Objective
The records below need retyping in full; give them again exactly.

Records for the task
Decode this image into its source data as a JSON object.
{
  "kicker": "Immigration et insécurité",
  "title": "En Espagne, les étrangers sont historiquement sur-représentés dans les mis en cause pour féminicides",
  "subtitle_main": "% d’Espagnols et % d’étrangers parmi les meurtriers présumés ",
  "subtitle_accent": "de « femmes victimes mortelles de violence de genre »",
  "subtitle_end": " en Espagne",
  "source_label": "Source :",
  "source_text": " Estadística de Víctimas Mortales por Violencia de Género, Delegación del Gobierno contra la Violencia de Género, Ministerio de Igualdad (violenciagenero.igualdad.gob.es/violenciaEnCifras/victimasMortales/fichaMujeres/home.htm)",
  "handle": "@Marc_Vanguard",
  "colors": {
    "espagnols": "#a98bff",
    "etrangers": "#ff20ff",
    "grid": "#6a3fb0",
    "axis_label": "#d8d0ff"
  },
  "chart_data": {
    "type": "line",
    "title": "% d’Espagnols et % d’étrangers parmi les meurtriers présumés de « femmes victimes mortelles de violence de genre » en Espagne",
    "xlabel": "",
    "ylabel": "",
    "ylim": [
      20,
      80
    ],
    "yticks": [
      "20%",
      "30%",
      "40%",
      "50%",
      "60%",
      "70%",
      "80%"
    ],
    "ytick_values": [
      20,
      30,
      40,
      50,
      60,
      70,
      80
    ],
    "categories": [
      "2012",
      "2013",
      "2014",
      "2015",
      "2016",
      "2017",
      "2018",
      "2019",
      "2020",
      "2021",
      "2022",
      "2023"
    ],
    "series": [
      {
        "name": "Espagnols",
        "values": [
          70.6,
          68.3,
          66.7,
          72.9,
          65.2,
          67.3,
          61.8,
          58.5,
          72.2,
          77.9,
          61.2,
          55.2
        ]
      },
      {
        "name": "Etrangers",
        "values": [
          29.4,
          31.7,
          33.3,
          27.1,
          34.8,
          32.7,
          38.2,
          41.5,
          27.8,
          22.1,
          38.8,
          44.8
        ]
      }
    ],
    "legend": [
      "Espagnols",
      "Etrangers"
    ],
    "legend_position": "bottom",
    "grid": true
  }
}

The result
Decode this image into its source data as a JSON object.
{
  "kicker": "Immigration et insécurité",
  "title": "En Espagne, les étrangers sont historiquement sur-représentés dans les mis en cause pour féminicides",
  "subtitle_main": "% d’Espagnols et % d’étrangers parmi les meurtriers présumés ",
  "subtitle_accent": "de « femmes victimes mortelles de violence de genre »",
  "subtitle_end": " en Espagne",
  "source_label": "Source :",
  "source_text": " Estadística de Víctimas Mortales por Violencia de Género, Delegación del Gobierno contra la Violencia de Género, Ministerio de Igualdad (violenciagenero.igualdad.gob.es/violenciaEnCifras/victimasMortales/fichaMujeres/home.htm)",
  "handle": "@Marc_Vanguard",
  "colors": {
    "espagnols": "#a98bff",
    "etrangers": "#ff20ff",
    "grid": "#6a3fb0",
    "axis_label": "#d8d0ff"
  },
  "chart_data": {
    "type": "line",
    "title": "% d’Espagnols et % d’étrangers parmi les meurtriers présumés de « femmes victimes mortelles de violence de genre » en Espagne",
    "xlabel": "",
    "ylabel": "",
    "ylim": [
      20,
      80
    ],
    "yticks": [
      "20%",
      "30%",
      "40%",
      "50%",
      "60%",
      "70%",
      "80%"
    ],
    "ytick_values": [
      20,
      30,
      40,
      50,
      60,
      70,
      80
    ],
    "categories": [
      "2012",
      "2013",
      "2014",
      "2015",
      "2016",
      "2017",
      "2018",
      "2019",
      "2020",
      "2021",
      "2022",
      "2023"
    ],
    "series": [
      {
        "name": "Espagnols",
        "values": [
          70.6,
          68.3,
          66.7,
          72.9,
          65.2,
          67.3,
          61.8,
          58.5,
          72.2,
          77.9,
          61.2,
          55.2
        ]
      },
      {
        "name": "Etrangers",
        "values": [
          29.4,
          31.7,
          33.3,
          27.1,
          34.8,
          32.7,
          38.2,
          41.5,
          27.8,
          22.1,
          38.8,
          44.8
        ]
      }
    ],
    "legend": [
      "Espagnols",
      "Etrangers"
    ],
    "legend_position": "bottom",
    "grid": true
  }
}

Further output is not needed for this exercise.